═══ Recorded data ═══
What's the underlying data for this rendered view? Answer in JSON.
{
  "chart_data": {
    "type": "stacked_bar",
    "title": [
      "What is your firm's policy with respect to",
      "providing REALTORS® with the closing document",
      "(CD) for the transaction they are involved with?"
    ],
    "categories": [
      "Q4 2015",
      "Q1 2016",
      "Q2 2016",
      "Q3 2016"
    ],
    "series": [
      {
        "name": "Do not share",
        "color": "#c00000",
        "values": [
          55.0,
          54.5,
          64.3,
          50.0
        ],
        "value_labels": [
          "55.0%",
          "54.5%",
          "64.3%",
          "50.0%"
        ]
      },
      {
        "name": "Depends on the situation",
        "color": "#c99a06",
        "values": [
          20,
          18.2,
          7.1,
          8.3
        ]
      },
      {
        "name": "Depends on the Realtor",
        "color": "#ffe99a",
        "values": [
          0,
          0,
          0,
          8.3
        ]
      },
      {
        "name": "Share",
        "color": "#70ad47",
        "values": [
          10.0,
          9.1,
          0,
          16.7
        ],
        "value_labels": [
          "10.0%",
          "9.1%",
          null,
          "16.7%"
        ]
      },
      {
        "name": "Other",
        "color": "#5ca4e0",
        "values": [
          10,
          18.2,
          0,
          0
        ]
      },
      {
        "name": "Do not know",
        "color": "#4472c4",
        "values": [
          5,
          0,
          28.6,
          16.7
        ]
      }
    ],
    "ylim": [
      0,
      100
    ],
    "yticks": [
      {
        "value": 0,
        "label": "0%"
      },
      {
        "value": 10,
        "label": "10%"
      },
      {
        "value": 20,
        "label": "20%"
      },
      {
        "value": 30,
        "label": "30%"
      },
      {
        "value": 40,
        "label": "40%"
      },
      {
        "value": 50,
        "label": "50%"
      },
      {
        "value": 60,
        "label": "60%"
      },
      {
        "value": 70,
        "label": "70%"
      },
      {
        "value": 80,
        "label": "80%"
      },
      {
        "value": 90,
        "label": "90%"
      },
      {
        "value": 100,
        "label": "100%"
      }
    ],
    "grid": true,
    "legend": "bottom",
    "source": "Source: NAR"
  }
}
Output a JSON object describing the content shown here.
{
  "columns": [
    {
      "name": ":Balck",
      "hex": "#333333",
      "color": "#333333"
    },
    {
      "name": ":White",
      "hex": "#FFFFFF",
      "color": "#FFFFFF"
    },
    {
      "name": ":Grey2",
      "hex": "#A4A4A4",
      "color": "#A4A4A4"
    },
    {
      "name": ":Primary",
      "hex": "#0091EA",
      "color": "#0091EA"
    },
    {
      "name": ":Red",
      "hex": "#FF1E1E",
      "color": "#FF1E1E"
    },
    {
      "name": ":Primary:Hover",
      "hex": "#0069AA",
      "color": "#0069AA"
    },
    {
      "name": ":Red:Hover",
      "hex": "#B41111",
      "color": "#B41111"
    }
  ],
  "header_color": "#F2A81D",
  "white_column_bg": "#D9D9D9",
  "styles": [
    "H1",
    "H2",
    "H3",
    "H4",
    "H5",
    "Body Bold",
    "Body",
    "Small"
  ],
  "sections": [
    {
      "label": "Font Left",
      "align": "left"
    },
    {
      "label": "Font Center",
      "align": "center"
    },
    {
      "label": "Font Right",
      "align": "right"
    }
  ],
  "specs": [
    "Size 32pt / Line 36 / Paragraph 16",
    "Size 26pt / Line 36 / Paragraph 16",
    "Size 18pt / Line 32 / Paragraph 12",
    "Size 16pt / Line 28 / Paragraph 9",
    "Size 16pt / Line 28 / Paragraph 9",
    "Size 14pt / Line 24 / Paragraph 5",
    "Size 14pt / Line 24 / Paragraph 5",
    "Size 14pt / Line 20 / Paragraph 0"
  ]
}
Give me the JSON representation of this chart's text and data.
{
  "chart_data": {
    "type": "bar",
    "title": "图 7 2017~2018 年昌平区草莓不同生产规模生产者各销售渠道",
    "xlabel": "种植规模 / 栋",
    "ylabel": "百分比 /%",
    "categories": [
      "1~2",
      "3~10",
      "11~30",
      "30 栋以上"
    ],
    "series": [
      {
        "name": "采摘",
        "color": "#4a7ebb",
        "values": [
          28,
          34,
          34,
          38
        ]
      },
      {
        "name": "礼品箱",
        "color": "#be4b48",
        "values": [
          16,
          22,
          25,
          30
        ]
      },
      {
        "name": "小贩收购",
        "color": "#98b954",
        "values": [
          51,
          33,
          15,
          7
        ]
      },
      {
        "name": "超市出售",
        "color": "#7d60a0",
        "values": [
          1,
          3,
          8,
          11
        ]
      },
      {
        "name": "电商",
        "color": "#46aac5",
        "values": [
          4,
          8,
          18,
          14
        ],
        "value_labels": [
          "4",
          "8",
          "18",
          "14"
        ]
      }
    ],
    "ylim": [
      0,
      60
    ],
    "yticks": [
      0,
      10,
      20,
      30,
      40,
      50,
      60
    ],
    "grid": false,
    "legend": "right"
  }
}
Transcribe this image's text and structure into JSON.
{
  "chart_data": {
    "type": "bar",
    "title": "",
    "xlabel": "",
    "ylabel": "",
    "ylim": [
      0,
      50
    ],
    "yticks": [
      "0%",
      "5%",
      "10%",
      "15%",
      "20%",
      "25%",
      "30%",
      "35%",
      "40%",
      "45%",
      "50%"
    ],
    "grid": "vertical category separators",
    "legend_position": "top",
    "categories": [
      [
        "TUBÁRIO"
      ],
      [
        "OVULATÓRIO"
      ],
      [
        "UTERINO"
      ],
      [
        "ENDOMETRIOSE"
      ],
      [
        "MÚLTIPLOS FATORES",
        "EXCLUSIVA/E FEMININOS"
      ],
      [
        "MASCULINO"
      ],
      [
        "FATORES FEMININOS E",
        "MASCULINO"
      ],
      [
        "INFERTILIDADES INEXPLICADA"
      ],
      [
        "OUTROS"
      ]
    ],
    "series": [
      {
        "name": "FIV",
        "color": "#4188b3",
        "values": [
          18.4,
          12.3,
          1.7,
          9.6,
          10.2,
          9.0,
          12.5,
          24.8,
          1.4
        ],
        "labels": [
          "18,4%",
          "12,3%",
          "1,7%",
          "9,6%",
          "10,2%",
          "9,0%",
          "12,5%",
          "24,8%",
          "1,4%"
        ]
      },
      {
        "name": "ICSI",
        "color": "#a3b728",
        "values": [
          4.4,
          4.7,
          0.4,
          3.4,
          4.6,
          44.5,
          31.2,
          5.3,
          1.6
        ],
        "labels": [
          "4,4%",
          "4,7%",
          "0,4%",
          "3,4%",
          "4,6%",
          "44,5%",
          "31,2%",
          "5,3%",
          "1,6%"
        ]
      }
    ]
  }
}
═══
Write out the full listing exactly as given.

Exercise answer:
What's the underlying data for this rendered view? Answer in JSON.
{
  "chart_data": {
    "type": "stacked_bar",
    "title": [
      "What is your firm's policy with respect to",
      "providing REALTORS® with the closing document",
      "(CD) for the transaction they are involved with?"
    ],
    "categories": [
      "Q4 2015",
      "Q1 2016",
      "Q2 2016",
      "Q3 2016"
    ],
    "series": [
      {
        "name": "Do not share",
        "color": "#c00000",
        "values": [
          55.0,
          54.5,
          64.3,
          50.0
        ],
        "value_labels": [
          "55.0%",
          "54.5%",
          "64.3%",
          "50.0%"
        ]
      },
      {
        "name": "Depends on the situation",
        "color": "#c99a06",
        "values": [
          20,
          18.2,
          7.1,
          8.3
        ]
      },
      {
        "name": "Depends on the Realtor",
        "color": "#ffe99a",
        "values": [
          0,
          0,
          0,
          8.3
        ]
      },
      {
        "name": "Share",
        "color": "#70ad47",
        "values": [
          10.0,
          9.1,
          0,
          16.7
        ],
        "value_labels": [
          "10.0%",
          "9.1%",
          null,
          "16.7%"
        ]
      },
      {
        "name": "Other",
        "color": "#5ca4e0",
        "values": [
          10,
          18.2,
          0,
          0
        ]
      },
      {
        "name": "Do not know",
        "color": "#4472c4",
        "values": [
          5,
          0,
          28.6,
          16.7
        ]
      }
    ],
    "ylim": [
      0,
      100
    ],
    "yticks": [
      {
        "value": 0,
        "label": "0%"
      },
      {
        "value": 10,
        "label": "10%"
      },
      {
        "value": 20,
        "label": "20%"
      },
      {
        "value": 30,
        "label": "30%"
      },
      {
        "value": 40,
        "label": "40%"
      },
      {
        "value": 50,
        "label": "50%"
      },
      {
        "value": 60,
        "label": "60%"
      },
      {
        "value": 70,
        "label": "70%"
      },
      {
        "value": 80,
        "label": "80%"
      },
      {
        "value": 90,
        "label": "90%"
      },
      {
        "value": 100,
        "label": "100%"
      }
    ],
    "grid": true,
    "legend": "bottom",
    "source": "Source: NAR"
  }
}
Output a JSON object describing the content shown here.
{
  "columns": [
    {
      "name": ":Balck",
      "hex": "#333333",
      "color": "#333333"
    },
    {
      "name": ":White",
      "hex": "#FFFFFF",
      "color": "#FFFFFF"
    },
    {
      "name": ":Grey2",
      "hex": "#A4A4A4",
      "color": "#A4A4A4"
    },
    {
      "name": ":Primary",
      "hex": "#0091EA",
      "color": "#0091EA"
    },
    {
      "name": ":Red",
      "hex": "#FF1E1E",
      "color": "#FF1E1E"
    },
    {
      "name": ":Primary:Hover",
      "hex": "#0069AA",
      "color": "#0069AA"
    },
    {
      "name": ":Red:Hover",
      "hex": "#B41111",
      "color": "#B41111"
    }
  ],
  "header_color": "#F2A81D",
  "white_column_bg": "#D9D9D9",
  "styles": [
    "H1",
    "H2",
    "H3",
    "H4",
    "H5",
    "Body Bold",
    "Body",
    "Small"
  ],
  "sections": [
    {
      "label": "Font Left",
      "align": "left"
    },
    {
      "label": "Font Center",
      "align": "center"
    },
    {
      "label": "Font Right",
      "align": "right"
    }
  ],
  "specs": [
    "Size 32pt / Line 36 / Paragraph 16",
    "Size 26pt / Line 36 / Paragraph 16",
    "Size 18pt / Line 32 / Paragraph 12",
    "Size 16pt / Line 28 / Paragraph 9",
    "Size 16pt / Line 28 / Paragraph 9",
    "Size 14pt / Line 24 / Paragraph 5",
    "Size 14pt / Line 24 / Paragraph 5",
    "Size 14pt / Line 20 / Paragraph 0"
  ]
}
Give me the JSON representation of this chart's text and data.
{
  "chart_data": {
    "type": "bar",
    "title": "图 7 2017~2018 年昌平区草莓不同生产规模生产者各销售渠道",
    "xlabel": "种植规模 / 栋",
    "ylabel": "百分比 /%",
    "categories": [
      "1~2",
      "3~10",
      "11~30",
      "30 栋以上"
    ],
    "series": [
      {
        "name": "采摘",
        "color": "#4a7ebb",
        "values": [
          28,
          34,
          34,
          38
        ]
      },
      {
        "name": "礼品箱",
        "color": "#be4b48",
        "values": [
          16,
          22,
          25,
          30
        ]
      },
      {
        "name": "小贩收购",
        "color": "#98b954",
        "values": [
          51,
          33,
          15,
          7
        ]
      },
      {
        "name": "超市出售",
        "color": "#7d60a0",
        "values": [
          1,
          3,
          8,
          11
        ]
      },
      {
        "name": "电商",
        "color": "#46aac5",
        "values": [
          4,
          8,
          18,
          14
        ],
        "value_labels": [
          "4",
          "8",
          "18",
          "14"
        ]
      }
    ],
    "ylim": [
      0,
      60
    ],
    "yticks": [
      0,
      10,
      20,
      30,
      40,
      50,
      60
    ],
    "grid": false,
    "legend": "right"
  }
}
Transcribe this image's text and structure into JSON.
{
  "chart_data": {
    "type": "bar",
    "title": "",
    "xlabel": "",
    "ylabel": "",
    "ylim": [
      0,
      50
    ],
    "yticks": [
      "0%",
      "5%",
      "10%",
      "15%",
      "20%",
      "25%",
      "30%",
      "35%",
      "40%",
      "45%",
      "50%"
    ],
    "grid": "vertical category separators",
    "legend_position": "top",
    "categories": [
      [
        "TUBÁRIO"
      ],
      [
        "OVULATÓRIO"
      ],
      [
        "UTERINO"
      ],
      [
        "ENDOMETRIOSE"
      ],
      [
        "MÚLTIPLOS FATORES",
        "EXCLUSIVA/E FEMININOS"
      ],
      [
        "MASCULINO"
      ],
      [
        "FATORES FEMININOS E",
        "MASCULINO"
      ],
      [
        "INFERTILIDADES INEXPLICADA"
      ],
      [
        "OUTROS"
      ]
    ],
    "series": [
      {
        "name": "FIV",
        "color": "#4188b3",
        "values": [
          18.4,
          12.3,
          1.7,
          9.6,
          10.2,
          9.0,
          12.5,
          24.8,
          1.4
        ],
        "labels": [
          "18,4%",
          "12,3%",
          "1,7%",
          "9,6%",
          "10,2%",
          "9,0%",
          "12,5%",
          "24,8%",
          "1,4%"
        ]
      },
      {
        "name": "ICSI",
        "color": "#a3b728",
        "values": [
          4.4,
          4.7,
          0.4,
          3.4,
          4.6,
          44.5,
          31.2,
          5.3,
          1.6
        ],
        "labels": [
          "4,4%",
          "4,7%",
          "0,4%",
          "3,4%",
          "4,6%",
          "44,5%",
          "31,2%",
          "5,3%",
          "1,6%"
        ]
      }
    ]
  }
}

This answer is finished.